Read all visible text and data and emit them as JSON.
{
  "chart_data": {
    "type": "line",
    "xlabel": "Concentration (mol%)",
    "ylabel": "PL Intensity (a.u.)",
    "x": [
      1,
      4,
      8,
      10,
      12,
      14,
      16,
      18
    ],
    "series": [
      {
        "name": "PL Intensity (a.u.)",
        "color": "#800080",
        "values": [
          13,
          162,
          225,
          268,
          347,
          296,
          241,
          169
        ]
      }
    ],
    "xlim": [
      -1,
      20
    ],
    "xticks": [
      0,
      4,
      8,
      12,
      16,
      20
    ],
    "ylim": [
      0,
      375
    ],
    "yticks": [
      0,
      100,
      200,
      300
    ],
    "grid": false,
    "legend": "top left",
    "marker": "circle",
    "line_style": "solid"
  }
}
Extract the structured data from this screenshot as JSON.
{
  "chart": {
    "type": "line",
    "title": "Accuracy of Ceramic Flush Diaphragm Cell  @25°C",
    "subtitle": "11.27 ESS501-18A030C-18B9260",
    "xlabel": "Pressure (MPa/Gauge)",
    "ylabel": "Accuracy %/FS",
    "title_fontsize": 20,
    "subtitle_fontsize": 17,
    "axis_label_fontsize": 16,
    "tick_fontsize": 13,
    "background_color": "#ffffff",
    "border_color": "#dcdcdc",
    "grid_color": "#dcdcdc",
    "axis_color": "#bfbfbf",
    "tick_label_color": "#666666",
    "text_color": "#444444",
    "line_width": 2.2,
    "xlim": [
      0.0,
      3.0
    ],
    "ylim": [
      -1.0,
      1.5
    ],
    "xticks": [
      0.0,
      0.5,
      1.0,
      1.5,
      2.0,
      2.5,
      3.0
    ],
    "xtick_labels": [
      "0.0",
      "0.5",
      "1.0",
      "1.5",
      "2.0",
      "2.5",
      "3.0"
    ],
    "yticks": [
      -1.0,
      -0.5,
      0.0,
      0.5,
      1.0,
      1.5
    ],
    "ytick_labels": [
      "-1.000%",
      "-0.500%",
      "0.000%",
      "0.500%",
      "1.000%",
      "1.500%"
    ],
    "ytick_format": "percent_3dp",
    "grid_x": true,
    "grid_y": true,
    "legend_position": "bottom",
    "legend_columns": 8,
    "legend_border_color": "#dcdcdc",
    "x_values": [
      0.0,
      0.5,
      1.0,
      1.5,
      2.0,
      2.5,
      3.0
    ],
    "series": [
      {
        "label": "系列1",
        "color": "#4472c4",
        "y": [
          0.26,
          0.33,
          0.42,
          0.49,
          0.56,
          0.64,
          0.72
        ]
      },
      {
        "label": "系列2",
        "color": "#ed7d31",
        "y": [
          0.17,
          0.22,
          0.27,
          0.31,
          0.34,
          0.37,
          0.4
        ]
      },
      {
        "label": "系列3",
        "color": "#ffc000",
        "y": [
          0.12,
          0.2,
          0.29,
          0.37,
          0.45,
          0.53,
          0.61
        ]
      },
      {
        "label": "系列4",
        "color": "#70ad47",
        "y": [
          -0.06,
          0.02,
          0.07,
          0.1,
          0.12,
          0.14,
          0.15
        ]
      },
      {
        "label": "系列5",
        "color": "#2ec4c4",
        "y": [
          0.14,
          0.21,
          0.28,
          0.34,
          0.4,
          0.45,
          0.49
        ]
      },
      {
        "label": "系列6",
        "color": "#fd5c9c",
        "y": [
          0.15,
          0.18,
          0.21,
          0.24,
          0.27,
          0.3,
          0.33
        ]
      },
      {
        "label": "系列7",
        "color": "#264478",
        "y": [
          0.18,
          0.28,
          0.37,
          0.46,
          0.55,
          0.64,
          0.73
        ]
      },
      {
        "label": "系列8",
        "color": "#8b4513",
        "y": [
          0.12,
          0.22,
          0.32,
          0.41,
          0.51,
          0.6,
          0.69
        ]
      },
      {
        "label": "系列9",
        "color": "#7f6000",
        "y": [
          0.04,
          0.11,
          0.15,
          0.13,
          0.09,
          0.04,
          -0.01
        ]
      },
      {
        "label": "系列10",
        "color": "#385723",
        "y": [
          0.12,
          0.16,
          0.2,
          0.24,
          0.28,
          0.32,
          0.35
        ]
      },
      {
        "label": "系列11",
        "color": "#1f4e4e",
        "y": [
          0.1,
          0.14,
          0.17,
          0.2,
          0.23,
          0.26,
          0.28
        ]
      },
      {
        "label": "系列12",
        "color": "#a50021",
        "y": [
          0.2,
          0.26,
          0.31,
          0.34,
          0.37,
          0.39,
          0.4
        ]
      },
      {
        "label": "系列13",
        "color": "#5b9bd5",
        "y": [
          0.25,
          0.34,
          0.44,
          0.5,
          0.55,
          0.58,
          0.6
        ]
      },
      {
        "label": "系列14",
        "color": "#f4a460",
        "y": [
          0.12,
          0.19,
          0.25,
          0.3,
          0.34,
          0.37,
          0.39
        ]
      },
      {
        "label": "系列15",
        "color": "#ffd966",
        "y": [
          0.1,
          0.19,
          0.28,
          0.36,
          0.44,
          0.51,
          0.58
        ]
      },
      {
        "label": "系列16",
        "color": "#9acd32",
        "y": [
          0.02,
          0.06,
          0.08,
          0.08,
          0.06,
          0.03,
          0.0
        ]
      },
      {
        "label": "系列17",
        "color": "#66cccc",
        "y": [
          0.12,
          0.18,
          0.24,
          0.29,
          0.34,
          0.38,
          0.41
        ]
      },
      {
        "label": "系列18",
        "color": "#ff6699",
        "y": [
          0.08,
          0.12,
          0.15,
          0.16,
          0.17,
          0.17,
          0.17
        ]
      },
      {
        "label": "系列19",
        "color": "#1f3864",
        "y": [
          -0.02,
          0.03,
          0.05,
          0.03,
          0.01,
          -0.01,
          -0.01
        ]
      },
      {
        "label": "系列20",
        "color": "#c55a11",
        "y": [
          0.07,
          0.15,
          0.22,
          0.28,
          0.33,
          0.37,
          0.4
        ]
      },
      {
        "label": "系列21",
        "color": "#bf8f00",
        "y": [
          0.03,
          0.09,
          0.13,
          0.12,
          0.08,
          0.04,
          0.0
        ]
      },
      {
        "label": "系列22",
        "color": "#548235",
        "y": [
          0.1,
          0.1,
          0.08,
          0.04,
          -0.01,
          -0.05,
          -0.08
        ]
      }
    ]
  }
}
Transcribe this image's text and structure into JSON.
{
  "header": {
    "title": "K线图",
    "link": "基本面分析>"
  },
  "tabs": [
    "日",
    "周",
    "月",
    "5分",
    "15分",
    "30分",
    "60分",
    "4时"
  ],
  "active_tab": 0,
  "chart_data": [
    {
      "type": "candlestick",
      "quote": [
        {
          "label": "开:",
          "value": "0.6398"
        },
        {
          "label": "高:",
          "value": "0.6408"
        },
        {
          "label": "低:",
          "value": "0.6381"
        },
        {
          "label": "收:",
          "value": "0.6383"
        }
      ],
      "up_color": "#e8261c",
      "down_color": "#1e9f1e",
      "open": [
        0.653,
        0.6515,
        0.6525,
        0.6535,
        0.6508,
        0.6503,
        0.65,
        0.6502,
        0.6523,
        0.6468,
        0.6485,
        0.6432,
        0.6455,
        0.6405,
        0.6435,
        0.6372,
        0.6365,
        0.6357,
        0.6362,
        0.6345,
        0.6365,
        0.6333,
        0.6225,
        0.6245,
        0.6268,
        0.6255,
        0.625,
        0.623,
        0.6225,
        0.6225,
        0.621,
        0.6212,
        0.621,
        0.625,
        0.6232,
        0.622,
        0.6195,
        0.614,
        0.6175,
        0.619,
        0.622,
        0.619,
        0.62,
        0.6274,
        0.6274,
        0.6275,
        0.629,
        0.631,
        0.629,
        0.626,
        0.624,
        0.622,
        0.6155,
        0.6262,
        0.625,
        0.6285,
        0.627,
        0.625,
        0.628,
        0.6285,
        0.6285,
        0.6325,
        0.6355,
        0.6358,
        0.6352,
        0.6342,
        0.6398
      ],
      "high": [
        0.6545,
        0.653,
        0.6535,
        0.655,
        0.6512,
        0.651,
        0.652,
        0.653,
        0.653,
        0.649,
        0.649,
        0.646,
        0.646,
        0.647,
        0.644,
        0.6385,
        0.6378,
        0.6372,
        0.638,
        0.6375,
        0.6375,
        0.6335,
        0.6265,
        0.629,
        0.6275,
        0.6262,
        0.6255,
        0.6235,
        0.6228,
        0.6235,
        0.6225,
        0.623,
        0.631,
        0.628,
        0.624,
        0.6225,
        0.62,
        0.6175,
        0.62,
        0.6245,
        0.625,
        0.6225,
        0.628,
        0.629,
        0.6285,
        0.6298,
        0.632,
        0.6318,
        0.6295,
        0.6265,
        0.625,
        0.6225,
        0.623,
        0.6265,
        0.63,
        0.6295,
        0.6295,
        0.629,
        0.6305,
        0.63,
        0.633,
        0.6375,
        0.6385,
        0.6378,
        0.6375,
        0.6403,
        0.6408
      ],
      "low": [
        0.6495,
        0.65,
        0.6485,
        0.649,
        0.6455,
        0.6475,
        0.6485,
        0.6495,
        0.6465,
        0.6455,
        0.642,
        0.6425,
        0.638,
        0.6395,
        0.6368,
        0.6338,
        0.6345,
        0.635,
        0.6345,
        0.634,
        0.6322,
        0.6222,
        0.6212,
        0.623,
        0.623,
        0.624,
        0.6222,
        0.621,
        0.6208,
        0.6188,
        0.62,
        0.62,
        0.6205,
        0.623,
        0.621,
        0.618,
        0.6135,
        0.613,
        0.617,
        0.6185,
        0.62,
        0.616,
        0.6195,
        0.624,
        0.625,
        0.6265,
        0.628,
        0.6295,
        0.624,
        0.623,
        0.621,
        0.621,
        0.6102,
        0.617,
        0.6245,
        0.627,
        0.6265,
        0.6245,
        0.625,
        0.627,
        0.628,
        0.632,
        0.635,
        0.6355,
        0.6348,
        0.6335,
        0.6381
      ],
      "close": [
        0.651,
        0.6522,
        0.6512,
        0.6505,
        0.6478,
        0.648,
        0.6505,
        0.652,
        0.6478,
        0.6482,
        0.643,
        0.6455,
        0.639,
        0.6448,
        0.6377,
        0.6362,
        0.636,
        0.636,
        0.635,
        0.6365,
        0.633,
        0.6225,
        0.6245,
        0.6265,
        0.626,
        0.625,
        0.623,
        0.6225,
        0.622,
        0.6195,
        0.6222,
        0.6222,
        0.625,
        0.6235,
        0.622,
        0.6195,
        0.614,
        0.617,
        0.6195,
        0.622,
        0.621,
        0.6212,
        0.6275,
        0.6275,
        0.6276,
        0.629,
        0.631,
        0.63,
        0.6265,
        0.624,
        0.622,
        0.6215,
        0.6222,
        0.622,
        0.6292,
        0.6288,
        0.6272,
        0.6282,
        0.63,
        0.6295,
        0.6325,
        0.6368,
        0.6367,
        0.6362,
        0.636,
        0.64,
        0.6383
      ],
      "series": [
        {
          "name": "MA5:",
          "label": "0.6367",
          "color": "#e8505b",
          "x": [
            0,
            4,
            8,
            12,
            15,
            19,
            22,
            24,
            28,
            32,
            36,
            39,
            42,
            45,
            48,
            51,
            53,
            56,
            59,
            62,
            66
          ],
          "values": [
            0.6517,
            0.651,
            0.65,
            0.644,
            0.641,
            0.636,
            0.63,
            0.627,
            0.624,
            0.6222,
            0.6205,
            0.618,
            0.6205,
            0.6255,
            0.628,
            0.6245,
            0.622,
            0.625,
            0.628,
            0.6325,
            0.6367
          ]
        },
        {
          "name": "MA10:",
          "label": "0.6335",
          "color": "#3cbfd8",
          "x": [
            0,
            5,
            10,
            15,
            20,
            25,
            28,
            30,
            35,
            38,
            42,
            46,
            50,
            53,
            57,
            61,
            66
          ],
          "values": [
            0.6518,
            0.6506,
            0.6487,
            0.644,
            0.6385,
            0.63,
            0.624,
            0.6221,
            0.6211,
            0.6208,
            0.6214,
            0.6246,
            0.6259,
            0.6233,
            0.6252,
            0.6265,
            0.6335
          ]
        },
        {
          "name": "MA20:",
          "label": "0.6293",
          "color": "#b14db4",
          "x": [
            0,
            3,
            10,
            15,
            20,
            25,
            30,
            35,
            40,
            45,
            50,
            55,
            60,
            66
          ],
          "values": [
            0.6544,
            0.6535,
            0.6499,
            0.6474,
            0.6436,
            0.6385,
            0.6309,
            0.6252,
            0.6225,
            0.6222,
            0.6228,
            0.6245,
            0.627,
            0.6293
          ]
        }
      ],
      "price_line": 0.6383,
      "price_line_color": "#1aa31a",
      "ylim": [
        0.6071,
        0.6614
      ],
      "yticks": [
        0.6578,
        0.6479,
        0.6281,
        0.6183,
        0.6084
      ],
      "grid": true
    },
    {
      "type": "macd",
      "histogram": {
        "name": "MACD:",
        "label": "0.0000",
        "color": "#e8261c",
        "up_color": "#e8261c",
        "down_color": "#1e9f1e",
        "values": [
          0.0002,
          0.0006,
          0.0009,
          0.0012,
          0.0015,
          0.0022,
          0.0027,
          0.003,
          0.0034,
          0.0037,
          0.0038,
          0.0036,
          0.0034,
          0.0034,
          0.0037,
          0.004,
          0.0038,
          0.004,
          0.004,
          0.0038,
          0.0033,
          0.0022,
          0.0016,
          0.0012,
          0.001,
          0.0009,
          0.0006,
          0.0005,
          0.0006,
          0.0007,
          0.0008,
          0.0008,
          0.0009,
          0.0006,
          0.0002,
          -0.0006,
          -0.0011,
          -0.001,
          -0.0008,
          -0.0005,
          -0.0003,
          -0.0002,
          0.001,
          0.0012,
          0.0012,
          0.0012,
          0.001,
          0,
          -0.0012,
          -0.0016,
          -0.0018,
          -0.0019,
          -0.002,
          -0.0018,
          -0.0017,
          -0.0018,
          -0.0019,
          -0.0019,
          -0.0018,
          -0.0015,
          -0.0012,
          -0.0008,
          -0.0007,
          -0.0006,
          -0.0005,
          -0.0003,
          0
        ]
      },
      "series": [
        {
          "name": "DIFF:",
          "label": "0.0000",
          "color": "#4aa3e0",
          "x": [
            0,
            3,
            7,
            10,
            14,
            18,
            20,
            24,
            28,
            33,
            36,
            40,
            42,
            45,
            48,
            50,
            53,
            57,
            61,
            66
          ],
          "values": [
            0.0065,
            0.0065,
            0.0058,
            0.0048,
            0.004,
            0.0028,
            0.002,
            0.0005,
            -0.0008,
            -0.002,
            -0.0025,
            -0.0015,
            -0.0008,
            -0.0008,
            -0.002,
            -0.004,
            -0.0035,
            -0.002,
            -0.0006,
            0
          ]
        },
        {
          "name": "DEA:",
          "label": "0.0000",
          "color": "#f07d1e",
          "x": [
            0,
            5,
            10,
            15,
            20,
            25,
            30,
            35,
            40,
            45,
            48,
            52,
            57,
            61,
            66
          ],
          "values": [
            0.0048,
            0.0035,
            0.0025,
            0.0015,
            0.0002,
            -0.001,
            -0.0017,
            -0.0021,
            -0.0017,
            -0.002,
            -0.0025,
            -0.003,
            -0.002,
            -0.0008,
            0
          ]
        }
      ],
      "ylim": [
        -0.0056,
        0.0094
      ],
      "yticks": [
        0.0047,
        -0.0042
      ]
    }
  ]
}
★ ★ ★
PROBLEM STATEMENT
Return every line above that contains the word "this".

SOLUTION TO THE EXERCISE
Extract the structured data from this screenshot as JSON.
Transcribe this image's text and structure into JSON.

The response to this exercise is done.